_Records from a data collection_
■ ■ ■ ■ ■

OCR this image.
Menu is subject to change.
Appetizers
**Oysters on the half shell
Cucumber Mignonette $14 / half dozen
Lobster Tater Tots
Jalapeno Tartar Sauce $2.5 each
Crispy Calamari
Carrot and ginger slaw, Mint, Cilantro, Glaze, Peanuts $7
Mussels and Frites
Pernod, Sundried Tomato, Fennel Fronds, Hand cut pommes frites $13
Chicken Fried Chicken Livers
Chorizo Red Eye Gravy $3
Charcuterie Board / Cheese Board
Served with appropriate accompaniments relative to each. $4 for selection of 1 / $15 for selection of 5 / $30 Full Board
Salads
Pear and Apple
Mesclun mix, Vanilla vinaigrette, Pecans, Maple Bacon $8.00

■ ■ ■ ■ ■

_What the exercise asks_
Copy the data above exactly. Every line must be included.

_Written answer_
OCR this image.
Menu is subject to change.
Appetizers
**Oysters on the half shell
Cucumber Mignonette $14 / half dozen
Lobster Tater Tots
Jalapeno Tartar Sauce $2.5 each
Crispy Calamari
Carrot and ginger slaw, Mint, Cilantro, Glaze, Peanuts $7
Mussels and Frites
Pernod, Sundried Tomato, Fennel Fronds, Hand cut pommes frites $13
Chicken Fried Chicken Livers
Chorizo Red Eye Gravy $3
Charcuterie Board / Cheese Board
Served with appropriate accompaniments relative to each. $4 for selection of 1 / $15 for selection of 5 / $30 Full Board
Salads
Pear and Apple
Mesclun mix, Vanilla vinaigrette, Pecans, Maple Bacon $8.00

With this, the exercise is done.